--- begin LISTING ---

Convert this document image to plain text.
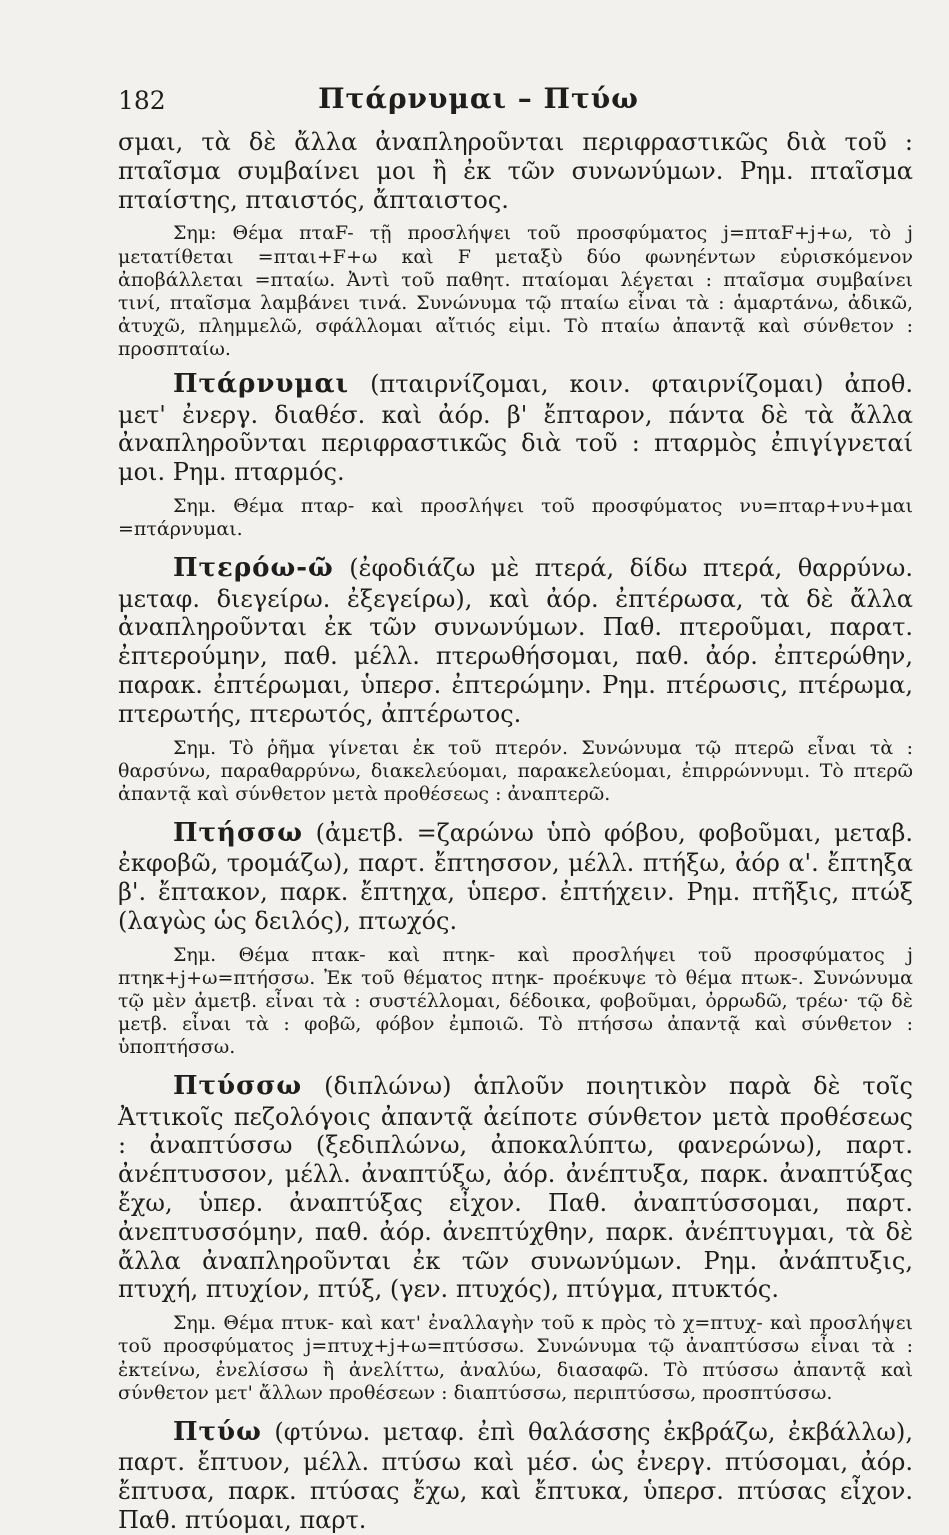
182	Πτάρνυμαι – Πτύω

σμαι, τὰ δὲ ἄλλα ἀναπληροῦνται περιφραστικῶς διὰ τοῦ : πταῖσμα συμβαίνει μοι ἢ ἐκ τῶν συνωνύμων. Ρημ. πταῖσμα πταίστης, πταιστός, ἄπταιστος.

Σημ: Θέμα πταF- τῇ προσλήψει τοῦ προσφύματος j=πταF+j+ω, τὸ j μετατίθεται =πται+F+ω καὶ F μεταξὺ δύο φωνηέντων εὑρισκόμενον ἀποβάλλεται =πταίω. Ἀντὶ τοῦ παθητ. πταίομαι λέγεται : πταῖσμα συμβαίνει τινί, πταῖσμα λαμβάνει τινά. Συνώνυμα τῷ πταίω εἶναι τὰ : ἁμαρτάνω, ἀδικῶ, ἀτυχῶ, πλημμελῶ, σφάλλομαι αἴτιός εἰμι. Τὸ πταίω ἀπαντᾷ καὶ σύνθετον : προσπταίω.

Πτάρνυμαι (πταιρνίζομαι, κοιν. φταιρνίζομαι) ἀποθ. μετ' ἐνεργ. διαθέσ. καὶ ἀόρ. β' ἔπταρον, πάντα δὲ τὰ ἄλλα ἀναπληροῦνται περιφραστικῶς διὰ τοῦ : πταρμὸς ἐπιγίγνεταί μοι. Ρημ. πταρμός.

Σημ. Θέμα πταρ- καὶ προσλήψει τοῦ προσφύματος νυ=πταρ+νυ+μαι =πτάρνυμαι.

Πτερόω-ῶ (ἐφοδιάζω μὲ πτερά, δίδω πτερά, θαρρύνω. μεταφ. διεγείρω. ἐξεγείρω), καὶ ἀόρ. ἐπτέρωσα, τὰ δὲ ἄλλα ἀναπληροῦνται ἐκ τῶν συνωνύμων. Παθ. πτεροῦμαι, παρατ. ἐπτερούμην, παθ. μέλλ. πτερωθήσομαι, παθ. ἀόρ. ἐπτερώθην, παρακ. ἐπτέρωμαι, ὑπερσ. ἐπτερώμην. Ρημ. πτέρωσις, πτέρωμα, πτερωτής, πτερωτός, ἀπτέρωτος.

Σημ. Τὸ ῥῆμα γίνεται ἐκ τοῦ πτερόν. Συνώνυμα τῷ πτερῶ εἶναι τὰ : θαρσύνω, παραθαρρύνω, διακελεύομαι, παρακελεύομαι, ἐπιρρώννυμι. Τὸ πτερῶ ἀπαντᾷ καὶ σύνθετον μετὰ προθέσεως : ἀναπτερῶ.

Πτήσσω (ἀμετβ. =ζαρώνω ὑπὸ φόβου, φοβοῦμαι, μεταβ. ἐκφοβῶ, τρομάζω), παρτ. ἔπτησσον, μέλλ. πτήξω, ἀόρ α'. ἔπτηξα β'. ἔπτακον, παρκ. ἔπτηχα, ὑπερσ. ἐπτήχειν. Ρημ. πτῆξις, πτώξ (λαγὼς ὡς δειλός), πτωχός.

Σημ. Θέμα πτακ- καὶ πτηκ- καὶ προσλήψει τοῦ προσφύματος j πτηκ+j+ω=πτήσσω. Ἐκ τοῦ θέματος πτηκ- προέκυψε τὸ θέμα πτωκ-. Συνώνυμα τῷ μὲν ἀμετβ. εἶναι τὰ : συστέλλομαι, δέδοικα, φοβοῦμαι, ὀρρωδῶ, τρέω· τῷ δὲ μετβ. εἶναι τὰ : φοβῶ, φόβον ἐμποιῶ. Τὸ πτήσσω ἀπαντᾷ καὶ σύνθετον : ὑποπτήσσω.

Πτύσσω (διπλώνω) ἁπλοῦν ποιητικὸν παρὰ δὲ τοῖς Ἀττικοῖς πεζολόγοις ἀπαντᾷ ἀείποτε σύνθετον μετὰ προθέσεως : ἀναπτύσσω (ξεδιπλώνω, ἀποκαλύπτω, φανερώνω), παρτ. ἀνέπτυσσον, μέλλ. ἀναπτύξω, ἀόρ. ἀνέπτυξα, παρκ. ἀναπτύξας ἔχω, ὑπερ. ἀναπτύξας εἶχον. Παθ. ἀναπτύσσομαι, παρτ. ἀνεπτυσσόμην, παθ. ἀόρ. ἀνεπτύχθην, παρκ. ἀνέπτυγμαι, τὰ δὲ ἄλλα ἀναπληροῦνται ἐκ τῶν συνωνύμων. Ρημ. ἀνάπτυξις, πτυχή, πτυχίον, πτύξ, (γεν. πτυχός), πτύγμα, πτυκτός.

Σημ. Θέμα πτυκ- καὶ κατ' ἐναλλαγὴν τοῦ κ πρὸς τὸ χ=πτυχ- καὶ προσλήψει τοῦ προσφύματος j=πτυχ+j+ω=πτύσσω. Συνώνυμα τῷ ἀναπτύσσω εἶναι τὰ : ἐκτείνω, ἐνελίσσω ἢ ἀνελίττω, ἀναλύω, διασαφῶ. Τὸ πτύσσω ἀπαντᾷ καὶ σύνθετον μετ' ἄλλων προθέσεων : διαπτύσσω, περιπτύσσω, προσπτύσσω.

Πτύω (φτύνω. μεταφ. ἐπὶ θαλάσσης ἐκβράζω, ἐκβάλλω), παρτ. ἔπτυον, μέλλ. πτύσω καὶ μέσ. ὡς ἐνεργ. πτύσομαι, ἀόρ. ἔπτυσα, παρκ. πτύσας ἔχω, καὶ ἔπτυκα, ὑπερσ. πτύσας εἶχον. Παθ. πτύομαι, παρτ.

--- end LISTING ---

> [SHORT EXERCISE]: List all lines above in which the string "πταῖσμα" appears.

> [EXERCISE RESULT]:
σμαι, τὰ δὲ ἄλλα ἀναπληροῦνται περιφραστικῶς διὰ τοῦ : πταῖσμα συμβαίνει μοι ἢ ἐκ τῶν συνωνύμων. Ρημ. πταῖσμα πταίστης, πταιστός, ἄπταιστος.
Σημ: Θέμα πταF- τῇ προσλήψει τοῦ προσφύματος j=πταF+j+ω, τὸ j μετατίθεται =πται+F+ω καὶ F μεταξὺ δύο φωνηέντων εὑρισκόμενον ἀποβάλλεται =πταίω. Ἀντὶ τοῦ παθητ. πταίομαι λέγεται : πταῖσμα συμβαίνει τινί, πταῖσμα λαμβάνει τινά. Συνώνυμα τῷ πταίω εἶναι τὰ : ἁμαρτάνω, ἀδικῶ, ἀτυχῶ, πλημμελῶ, σφάλλομαι αἴτιός εἰμι. Τὸ πταίω ἀπαντᾷ καὶ σύνθετον : προσπταίω.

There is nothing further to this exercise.